Available data:
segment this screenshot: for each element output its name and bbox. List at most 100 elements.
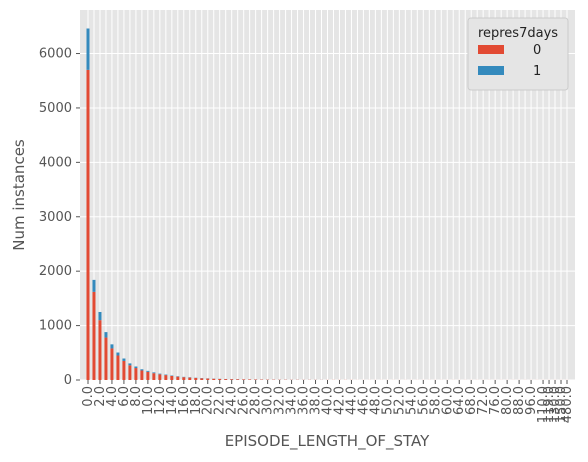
bar-series-1 bbox=[86, 28, 90, 70]
y-tick-label: 1000 bbox=[39, 319, 72, 334]
bar-series-1 bbox=[164, 374, 168, 376]
legend-swatch-1 bbox=[478, 66, 504, 75]
bar-series-1 bbox=[122, 358, 126, 361]
y-axis-ticks: 0 1000 2000 3000 4000 5000 6000 bbox=[39, 47, 80, 388]
x-tick-label: 20.0 bbox=[201, 386, 216, 415]
x-tick-label: 40.0 bbox=[321, 386, 336, 415]
x-tick-label: 150.0 bbox=[554, 386, 569, 423]
x-tick-label: 52.0 bbox=[392, 386, 407, 415]
x-tick-label: 42.0 bbox=[332, 386, 347, 415]
legend-swatch-0 bbox=[478, 45, 504, 54]
x-tick-label: 18.0 bbox=[189, 386, 204, 415]
bar-series-0 bbox=[176, 376, 180, 380]
bar-series-1 bbox=[98, 311, 102, 321]
x-tick-label: 44.0 bbox=[344, 386, 359, 415]
x-tick-label: 130.0 bbox=[548, 386, 563, 423]
x-tick-label: 14.0 bbox=[165, 386, 180, 415]
x-tick-label: 38.0 bbox=[309, 386, 324, 415]
x-tick-label: 8.0 bbox=[129, 386, 144, 407]
x-tick-label: 50.0 bbox=[380, 386, 395, 415]
x-tick-label: 22.0 bbox=[213, 386, 228, 415]
bar-series-1 bbox=[134, 366, 138, 369]
bar-series-0 bbox=[116, 355, 120, 380]
bar-series-0 bbox=[98, 320, 102, 380]
bar-series-0 bbox=[182, 377, 186, 380]
x-tick-label: 26.0 bbox=[237, 386, 252, 415]
bar-series-0 bbox=[110, 348, 114, 380]
x-axis-title: EPISODE_LENGTH_OF_STAY bbox=[225, 432, 430, 451]
x-tick-label: 60.0 bbox=[440, 386, 455, 415]
legend: repres7days 0 1 bbox=[467, 17, 569, 91]
bar-series-0 bbox=[140, 370, 144, 380]
y-tick-label: 3000 bbox=[39, 210, 72, 225]
x-tick-label: 6.0 bbox=[117, 386, 132, 407]
x-tick-label: 24.0 bbox=[225, 386, 240, 415]
y-tick-label: 0 bbox=[64, 373, 72, 388]
bar-series-0 bbox=[200, 378, 204, 380]
y-axis-title: Num instances bbox=[10, 139, 28, 251]
bar-series-0 bbox=[170, 375, 174, 380]
bar-series-0 bbox=[224, 379, 228, 380]
x-tick-label: 96.0 bbox=[524, 386, 539, 415]
x-tick-label: 46.0 bbox=[356, 386, 371, 415]
bar-series-0 bbox=[158, 374, 162, 380]
x-tick-label: 34.0 bbox=[285, 386, 300, 415]
x-tick-label: 12.0 bbox=[153, 386, 168, 415]
x-tick-label: 110.0 bbox=[536, 386, 551, 423]
bar-series-0 bbox=[128, 365, 132, 380]
x-tick-label: 28.0 bbox=[249, 386, 264, 415]
bar-series-0 bbox=[242, 379, 246, 380]
bar-series-1 bbox=[104, 332, 108, 338]
x-tick-label: 119.0 bbox=[542, 386, 557, 423]
bar-series-1 bbox=[128, 363, 132, 366]
bar-series-1 bbox=[152, 372, 156, 374]
x-tick-label: 30.0 bbox=[261, 386, 276, 415]
y-tick-label: 2000 bbox=[39, 264, 72, 279]
bar-series-0 bbox=[218, 378, 222, 380]
bar-series-1 bbox=[92, 279, 96, 292]
x-axis-ticks: 0.02.04.06.08.010.012.014.016.018.020.02… bbox=[81, 380, 575, 423]
bar-series-0 bbox=[206, 378, 210, 380]
x-tick-label: 54.0 bbox=[404, 386, 419, 415]
bar-series-0 bbox=[134, 368, 138, 380]
bar-series-0 bbox=[230, 379, 234, 380]
x-tick-label: 80.0 bbox=[500, 386, 515, 415]
legend-label-0: 0 bbox=[533, 43, 541, 58]
x-tick-label: 76.0 bbox=[488, 386, 503, 415]
bar-series-1 bbox=[116, 352, 120, 356]
x-tick-label: 480.0 bbox=[560, 386, 575, 423]
x-tick-label: 56.0 bbox=[416, 386, 431, 415]
x-tick-label: 4.0 bbox=[105, 386, 120, 407]
x-tick-label: 36.0 bbox=[297, 386, 312, 415]
bar-series-1 bbox=[158, 373, 162, 375]
x-tick-label: 72.0 bbox=[476, 386, 491, 415]
x-tick-label: 58.0 bbox=[428, 386, 443, 415]
bar-series-0 bbox=[164, 375, 168, 380]
x-tick-label: 64.0 bbox=[452, 386, 467, 415]
x-tick-label: 2.0 bbox=[93, 386, 108, 407]
legend-label-1: 1 bbox=[533, 64, 541, 79]
bar-series-1 bbox=[140, 369, 144, 371]
bar-series-1 bbox=[110, 344, 114, 349]
y-tick-label: 6000 bbox=[39, 47, 72, 62]
bars bbox=[86, 28, 569, 381]
bar-series-0 bbox=[248, 379, 252, 380]
bar-series-0 bbox=[146, 371, 150, 380]
bar-series-0 bbox=[194, 377, 198, 380]
bar-series-0 bbox=[122, 360, 126, 380]
bar-series-0 bbox=[236, 379, 240, 380]
x-tick-label: 32.0 bbox=[273, 386, 288, 415]
x-tick-label: 48.0 bbox=[368, 386, 383, 415]
grid-lines bbox=[80, 10, 575, 381]
x-tick-label: 88.0 bbox=[512, 386, 527, 415]
x-tick-label: 0.0 bbox=[81, 386, 96, 407]
legend-title: repres7days bbox=[478, 26, 558, 41]
bar-series-0 bbox=[104, 337, 108, 380]
bar-series-0 bbox=[86, 69, 90, 381]
bar-series-0 bbox=[152, 373, 156, 380]
x-tick-label: 10.0 bbox=[141, 386, 156, 415]
x-tick-label: 16.0 bbox=[177, 386, 192, 415]
x-tick-label: 68.0 bbox=[464, 386, 479, 415]
y-tick-label: 5000 bbox=[39, 101, 72, 116]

Task brief: Copy the lines of the records from the line with "bar-series-1 bbox=[86, 28, 90, 70]" to the line with "x-tick-label: 40.0 bbox=[321, 386, 336, 415]", keeping every character unchanged.

Result:
bar-series-1 bbox=[86, 28, 90, 70]
y-tick-label: 1000 bbox=[39, 319, 72, 334]
bar-series-1 bbox=[164, 374, 168, 376]
legend-swatch-1 bbox=[478, 66, 504, 75]
bar-series-1 bbox=[122, 358, 126, 361]
y-axis-ticks: 0 1000 2000 3000 4000 5000 6000 bbox=[39, 47, 80, 388]
x-tick-label: 20.0 bbox=[201, 386, 216, 415]
x-tick-label: 40.0 bbox=[321, 386, 336, 415]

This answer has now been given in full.